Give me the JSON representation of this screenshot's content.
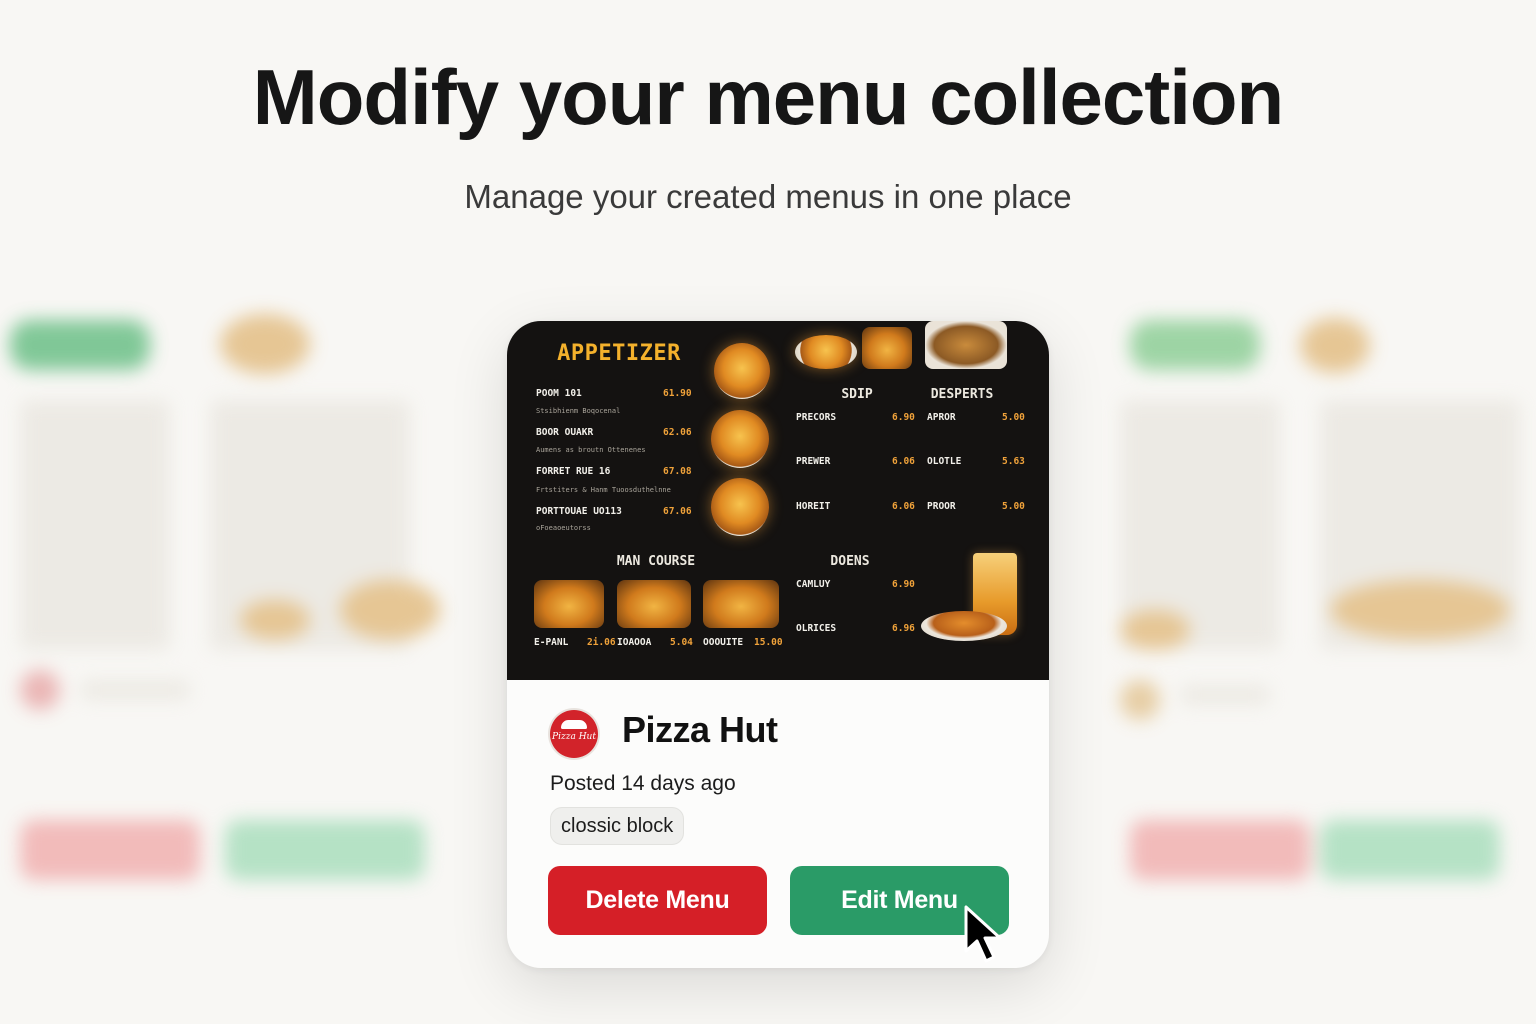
{
  "header": {
    "title": "Modify your menu collection",
    "subtitle": "Manage your created menus in one place"
  },
  "card": {
    "menu_preview": {
      "sections": {
        "appetizer": "APPETIZER",
        "soup": "SDIP",
        "desserts": "DESPERTS",
        "main_course": "MAN COURSE",
        "drinks": "DOENS"
      },
      "appetizer_items": [
        {
          "name": "POOM 101",
          "price": "61.90",
          "desc": "Stsibhienm Boqocenal"
        },
        {
          "name": "BOOR OUAKR",
          "price": "62.06",
          "desc": "Aumens as broutn Ottenenes"
        },
        {
          "name": "FORRET RUE 16",
          "price": "67.08",
          "desc": "Frtstiters & Hanm Tuoosduthelnne"
        },
        {
          "name": "PORTTOUAE UO113",
          "price": "67.06",
          "desc": "oFoeaoeutorss"
        }
      ],
      "soup_items": [
        {
          "name": "PRECORS",
          "price": "6.90"
        },
        {
          "name": "PREWER",
          "price": "6.06"
        },
        {
          "name": "HOREIT",
          "price": "6.06"
        }
      ],
      "dessert_items": [
        {
          "name": "APROR",
          "price": "5.00"
        },
        {
          "name": "OLOTLE",
          "price": "5.63"
        },
        {
          "name": "PROOR",
          "price": "5.00"
        }
      ],
      "drink_items": [
        {
          "name": "CAMLUY",
          "price": "6.90"
        },
        {
          "name": "OLRICES",
          "price": "6.96"
        }
      ],
      "main_items": [
        {
          "name": "E-PANL",
          "price": "2i.06"
        },
        {
          "name": "IOAOOA",
          "price": "5.04"
        },
        {
          "name": "OOOUITE",
          "price": "15.00"
        }
      ]
    },
    "brand_name": "Pizza Hut",
    "brand_logo_text": "Pizza Hut",
    "posted": "Posted 14 days ago",
    "tag": "clossic block",
    "delete_label": "Delete Menu",
    "edit_label": "Edit Menu",
    "colors": {
      "delete": "#d51f27",
      "edit": "#2a9b67",
      "brand": "#d2232a"
    }
  },
  "cursor_icon": "mouse-pointer-icon"
}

------------------------------------

▸ Set problem
From the material above, copy each line that includes the word "Pizza".

▸ Exercise output
    "brand_name": "Pizza Hut",
    "brand_logo_text": "Pizza Hut",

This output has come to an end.